— start —

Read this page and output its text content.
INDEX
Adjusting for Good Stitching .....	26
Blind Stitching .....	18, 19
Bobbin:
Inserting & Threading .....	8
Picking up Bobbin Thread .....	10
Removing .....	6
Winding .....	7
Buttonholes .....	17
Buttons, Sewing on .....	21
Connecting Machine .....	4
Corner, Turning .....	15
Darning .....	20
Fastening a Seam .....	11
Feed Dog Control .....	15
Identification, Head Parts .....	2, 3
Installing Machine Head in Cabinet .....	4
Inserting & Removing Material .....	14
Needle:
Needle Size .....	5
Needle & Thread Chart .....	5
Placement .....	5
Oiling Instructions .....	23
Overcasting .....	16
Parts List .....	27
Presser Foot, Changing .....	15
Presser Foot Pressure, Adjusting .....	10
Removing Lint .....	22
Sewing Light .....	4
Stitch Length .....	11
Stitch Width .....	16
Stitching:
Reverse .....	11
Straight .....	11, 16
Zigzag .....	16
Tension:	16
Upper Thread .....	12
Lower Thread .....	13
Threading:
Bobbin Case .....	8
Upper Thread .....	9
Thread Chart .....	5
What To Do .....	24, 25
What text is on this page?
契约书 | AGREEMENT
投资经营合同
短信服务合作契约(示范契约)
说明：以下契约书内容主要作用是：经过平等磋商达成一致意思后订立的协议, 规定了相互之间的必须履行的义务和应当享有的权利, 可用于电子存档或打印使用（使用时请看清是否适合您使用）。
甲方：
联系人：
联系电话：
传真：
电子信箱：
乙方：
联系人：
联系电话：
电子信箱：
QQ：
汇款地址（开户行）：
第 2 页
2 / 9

— end —

WHAT THIS TASK INVOLVES:
Output all of the data again. Match it exactly.

REPLY:
Read this page and output its text content.
INDEX
Adjusting for Good Stitching .....	26
Blind Stitching .....	18, 19
Bobbin:
Inserting & Threading .....	8
Picking up Bobbin Thread .....	10
Removing .....	6
Winding .....	7
Buttonholes .....	17
Buttons, Sewing on .....	21
Connecting Machine .....	4
Corner, Turning .....	15
Darning .....	20
Fastening a Seam .....	11
Feed Dog Control .....	15
Identification, Head Parts .....	2, 3
Installing Machine Head in Cabinet .....	4
Inserting & Removing Material .....	14
Needle:
Needle Size .....	5
Needle & Thread Chart .....	5
Placement .....	5
Oiling Instructions .....	23
Overcasting .....	16
Parts List .....	27
Presser Foot, Changing .....	15
Presser Foot Pressure, Adjusting .....	10
Removing Lint .....	22
Sewing Light .....	4
Stitch Length .....	11
Stitch Width .....	16
Stitching:
Reverse .....	11
Straight .....	11, 16
Zigzag .....	16
Tension:	16
Upper Thread .....	12
Lower Thread .....	13
Threading:
Bobbin Case .....	8
Upper Thread .....	9
Thread Chart .....	5
What To Do .....	24, 25
What text is on this page?
契约书 | AGREEMENT
投资经营合同
短信服务合作契约(示范契约)
说明：以下契约书内容主要作用是：经过平等磋商达成一致意思后订立的协议, 规定了相互之间的必须履行的义务和应当享有的权利, 可用于电子存档或打印使用（使用时请看清是否适合您使用）。
甲方：
联系人：
联系电话：
传真：
电子信箱：
乙方：
联系人：
联系电话：
电子信箱：
QQ：
汇款地址（开户行）：
第 2 页
2 / 9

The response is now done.